Extract the full listing verbatim and drop any pictures from your copy.

Start DATA FOR THE TASK

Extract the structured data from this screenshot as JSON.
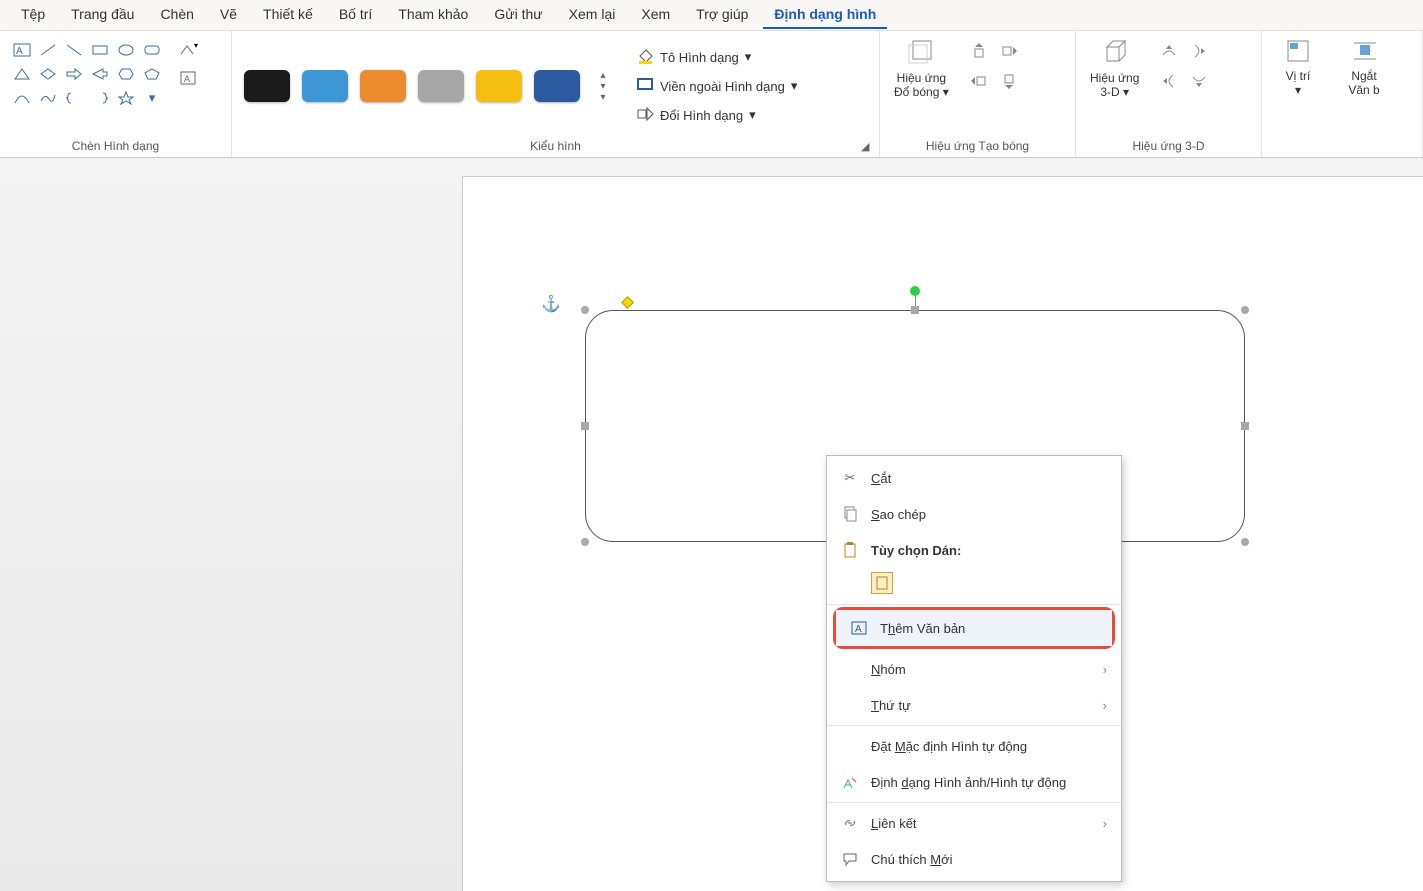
{
  "menubar": {
    "items": [
      {
        "label": "Tệp"
      },
      {
        "label": "Trang đầu"
      },
      {
        "label": "Chèn"
      },
      {
        "label": "Vẽ"
      },
      {
        "label": "Thiết kế"
      },
      {
        "label": "Bố trí"
      },
      {
        "label": "Tham khảo"
      },
      {
        "label": "Gửi thư"
      },
      {
        "label": "Xem lại"
      },
      {
        "label": "Xem"
      },
      {
        "label": "Trợ giúp"
      },
      {
        "label": "Định dạng hình",
        "active": true
      }
    ]
  },
  "ribbon": {
    "insert_shapes": {
      "label": "Chèn Hình dạng"
    },
    "shape_styles": {
      "label": "Kiểu hình",
      "colors": [
        "#1a1a1a",
        "#3d97d4",
        "#ed8a2d",
        "#a6a6a6",
        "#f5bf12",
        "#2c5aa0"
      ],
      "fill": "Tô Hình dạng",
      "outline": "Viền ngoài Hình dạng",
      "change": "Đổi Hình dạng"
    },
    "shadow": {
      "label": "Hiệu ứng Tạo bóng",
      "button": "Hiệu ứng\nĐổ bóng"
    },
    "threeD": {
      "label": "Hiệu ứng 3-D",
      "button": "Hiệu ứng\n3-D"
    },
    "arrange": {
      "position": "Vị trí",
      "wrap": "Ngắt\nVăn b"
    }
  },
  "context_menu": {
    "cut": "Cắt",
    "copy": "Sao chép",
    "paste_opts": "Tùy chọn Dán:",
    "add_text": "Thêm Văn bản",
    "group": "Nhóm",
    "order": "Thứ tự",
    "set_default": "Đặt Mặc định Hình tự động",
    "format": "Định dạng Hình ảnh/Hình tự động",
    "link": "Liên kết",
    "new_comment": "Chú thích Mới"
  }
}
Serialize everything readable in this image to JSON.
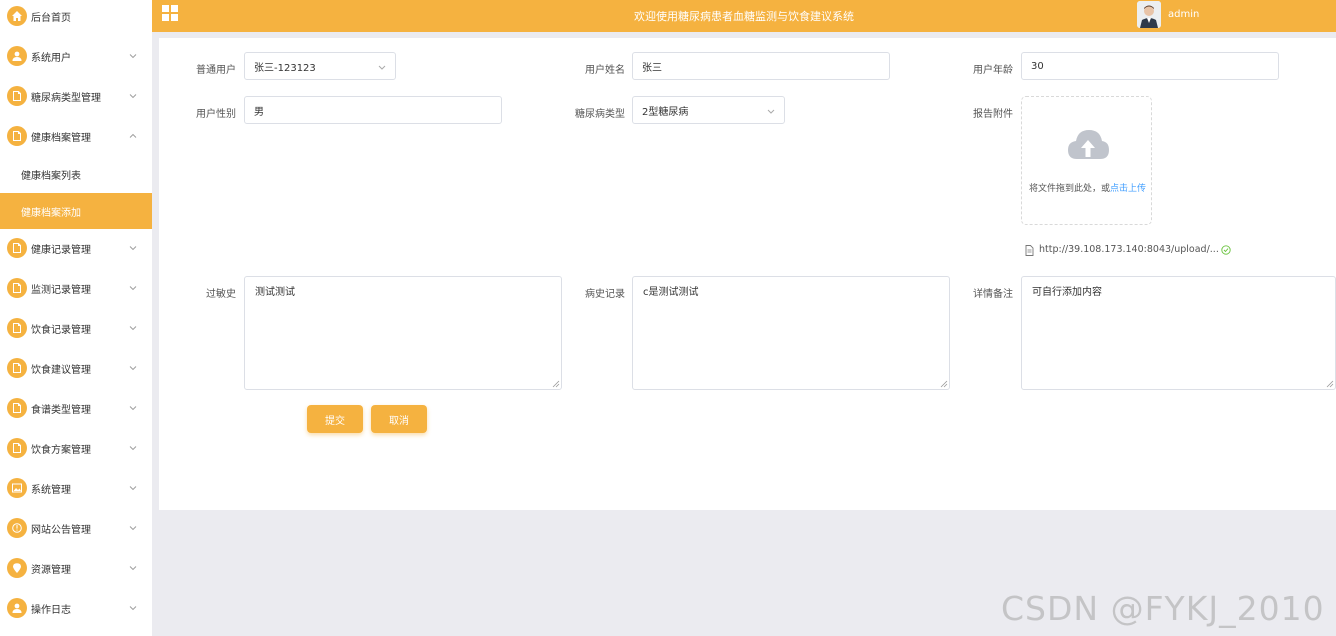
{
  "sidebar": {
    "home": "后台首页",
    "items": [
      {
        "label": "系统用户",
        "icon": "user-icon"
      },
      {
        "label": "糖尿病类型管理",
        "icon": "file-icon"
      },
      {
        "label": "健康档案管理",
        "icon": "file-icon",
        "expanded": true
      },
      {
        "label": "健康记录管理",
        "icon": "file-icon"
      },
      {
        "label": "监测记录管理",
        "icon": "file-icon"
      },
      {
        "label": "饮食记录管理",
        "icon": "file-icon"
      },
      {
        "label": "饮食建议管理",
        "icon": "file-icon"
      },
      {
        "label": "食谱类型管理",
        "icon": "file-icon"
      },
      {
        "label": "饮食方案管理",
        "icon": "file-icon"
      },
      {
        "label": "系统管理",
        "icon": "picture-icon"
      },
      {
        "label": "网站公告管理",
        "icon": "info-icon"
      },
      {
        "label": "资源管理",
        "icon": "location-icon"
      },
      {
        "label": "操作日志",
        "icon": "user-icon"
      }
    ],
    "sub": [
      {
        "label": "健康档案列表",
        "active": false
      },
      {
        "label": "健康档案添加",
        "active": true
      }
    ]
  },
  "header": {
    "title": "欢迎使用糖尿病患者血糖监测与饮食建议系统",
    "username": "admin"
  },
  "form": {
    "user_label": "普通用户",
    "user_value": "张三-123123",
    "name_label": "用户姓名",
    "name_value": "张三",
    "age_label": "用户年龄",
    "age_value": "30",
    "gender_label": "用户性别",
    "gender_value": "男",
    "type_label": "糖尿病类型",
    "type_value": "2型糖尿病",
    "attachment_label": "报告附件",
    "upload_hint": "将文件拖到此处，或",
    "upload_link": "点击上传",
    "file_name": "http://39.108.173.140:8043/upload/...",
    "allergy_label": "过敏史",
    "allergy_value": "测试测试",
    "history_label": "病史记录",
    "history_value": "c是测试测试",
    "notes_label": "详情备注",
    "notes_value": "可自行添加内容",
    "submit_label": "提交",
    "cancel_label": "取消"
  },
  "watermark": "CSDN @FYKJ_2010",
  "colors": {
    "accent": "#f5b240",
    "link": "#409eff",
    "success": "#67c23a"
  }
}
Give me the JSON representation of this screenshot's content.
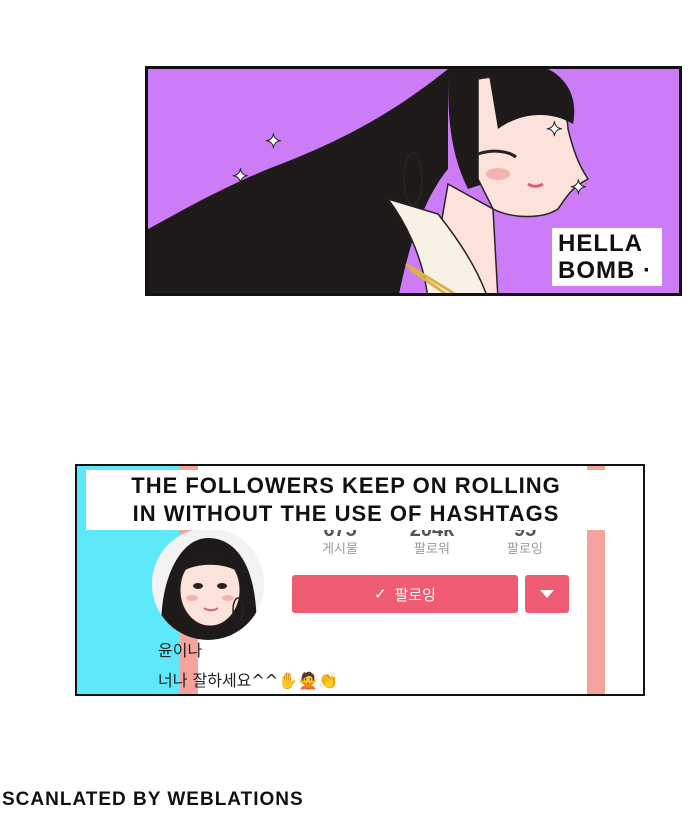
{
  "panel1": {
    "background": "#cd7cf7",
    "caption_line1": "HELLA",
    "caption_line2": "BOMB ·"
  },
  "panel2": {
    "caption_line1": "THE FOLLOWERS KEEP ON ROLLING",
    "caption_line2": "IN WITHOUT THE USE OF HASHTAGS",
    "stats": [
      {
        "value": "675",
        "label": "게시물"
      },
      {
        "value": "204k",
        "label": "팔로워"
      },
      {
        "value": "95",
        "label": "팔로잉"
      }
    ],
    "follow_label": "팔로잉",
    "username": "윤이나",
    "bio": "너나 잘하세요^^✋🙅👏",
    "accent": "#ee5b72"
  },
  "credit": "SCANLATED BY WEBLATIONS"
}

End DATA FOR THE TASK

**RESULT OF THIS EXERCISE:**
Extract the structured data from this screenshot as JSON.
{
  "menubar": {
    "items": [
      {
        "label": "Tệp"
      },
      {
        "label": "Trang đầu"
      },
      {
        "label": "Chèn"
      },
      {
        "label": "Vẽ"
      },
      {
        "label": "Thiết kế"
      },
      {
        "label": "Bố trí"
      },
      {
        "label": "Tham khảo"
      },
      {
        "label": "Gửi thư"
      },
      {
        "label": "Xem lại"
      },
      {
        "label": "Xem"
      },
      {
        "label": "Trợ giúp"
      },
      {
        "label": "Định dạng hình",
        "active": true
      }
    ]
  },
  "ribbon": {
    "insert_shapes": {
      "label": "Chèn Hình dạng"
    },
    "shape_styles": {
      "label": "Kiểu hình",
      "colors": [
        "#1a1a1a",
        "#3d97d4",
        "#ed8a2d",
        "#a6a6a6",
        "#f5bf12",
        "#2c5aa0"
      ],
      "fill": "Tô Hình dạng",
      "outline": "Viền ngoài Hình dạng",
      "change": "Đổi Hình dạng"
    },
    "shadow": {
      "label": "Hiệu ứng Tạo bóng",
      "button": "Hiệu ứng\nĐổ bóng"
    },
    "threeD": {
      "label": "Hiệu ứng 3-D",
      "button": "Hiệu ứng\n3-D"
    },
    "arrange": {
      "position": "Vị trí",
      "wrap": "Ngắt\nVăn b"
    }
  },
  "context_menu": {
    "cut": "Cắt",
    "copy": "Sao chép",
    "paste_opts": "Tùy chọn Dán:",
    "add_text": "Thêm Văn bản",
    "group": "Nhóm",
    "order": "Thứ tự",
    "set_default": "Đặt Mặc định Hình tự động",
    "format": "Định dạng Hình ảnh/Hình tự động",
    "link": "Liên kết",
    "new_comment": "Chú thích Mới"
  }
}
Serialize everything readable in this image to JSON.
{
  "sidebar": {
    "home": "后台首页",
    "items": [
      {
        "label": "系统用户",
        "icon": "user-icon"
      },
      {
        "label": "糖尿病类型管理",
        "icon": "file-icon"
      },
      {
        "label": "健康档案管理",
        "icon": "file-icon",
        "expanded": true
      },
      {
        "label": "健康记录管理",
        "icon": "file-icon"
      },
      {
        "label": "监测记录管理",
        "icon": "file-icon"
      },
      {
        "label": "饮食记录管理",
        "icon": "file-icon"
      },
      {
        "label": "饮食建议管理",
        "icon": "file-icon"
      },
      {
        "label": "食谱类型管理",
        "icon": "file-icon"
      },
      {
        "label": "饮食方案管理",
        "icon": "file-icon"
      },
      {
        "label": "系统管理",
        "icon": "picture-icon"
      },
      {
        "label": "网站公告管理",
        "icon": "info-icon"
      },
      {
        "label": "资源管理",
        "icon": "location-icon"
      },
      {
        "label": "操作日志",
        "icon": "user-icon"
      }
    ],
    "sub": [
      {
        "label": "健康档案列表",
        "active": false
      },
      {
        "label": "健康档案添加",
        "active": true
      }
    ]
  },
  "header": {
    "title": "欢迎使用糖尿病患者血糖监测与饮食建议系统",
    "username": "admin"
  },
  "form": {
    "user_label": "普通用户",
    "user_value": "张三-123123",
    "name_label": "用户姓名",
    "name_value": "张三",
    "age_label": "用户年龄",
    "age_value": "30",
    "gender_label": "用户性别",
    "gender_value": "男",
    "type_label": "糖尿病类型",
    "type_value": "2型糖尿病",
    "attachment_label": "报告附件",
    "upload_hint": "将文件拖到此处，或",
    "upload_link": "点击上传",
    "file_name": "http://39.108.173.140:8043/upload/...",
    "allergy_label": "过敏史",
    "allergy_value": "测试测试",
    "history_label": "病史记录",
    "history_value": "c是测试测试",
    "notes_label": "详情备注",
    "notes_value": "可自行添加内容",
    "submit_label": "提交",
    "cancel_label": "取消"
  },
  "watermark": "CSDN @FYKJ_2010",
  "colors": {
    "accent": "#f5b240",
    "link": "#409eff",
    "success": "#67c23a"
  }
}
Give me the JSON representation of this screenshot's content.
{
  "panel1": {
    "background": "#cd7cf7",
    "caption_line1": "HELLA",
    "caption_line2": "BOMB ·"
  },
  "panel2": {
    "caption_line1": "THE FOLLOWERS KEEP ON ROLLING",
    "caption_line2": "IN WITHOUT THE USE OF HASHTAGS",
    "stats": [
      {
        "value": "675",
        "label": "게시물"
      },
      {
        "value": "204k",
        "label": "팔로워"
      },
      {
        "value": "95",
        "label": "팔로잉"
      }
    ],
    "follow_label": "팔로잉",
    "username": "윤이나",
    "bio": "너나 잘하세요^^✋🙅👏",
    "accent": "#ee5b72"
  },
  "credit": "SCANLATED BY WEBLATIONS"
}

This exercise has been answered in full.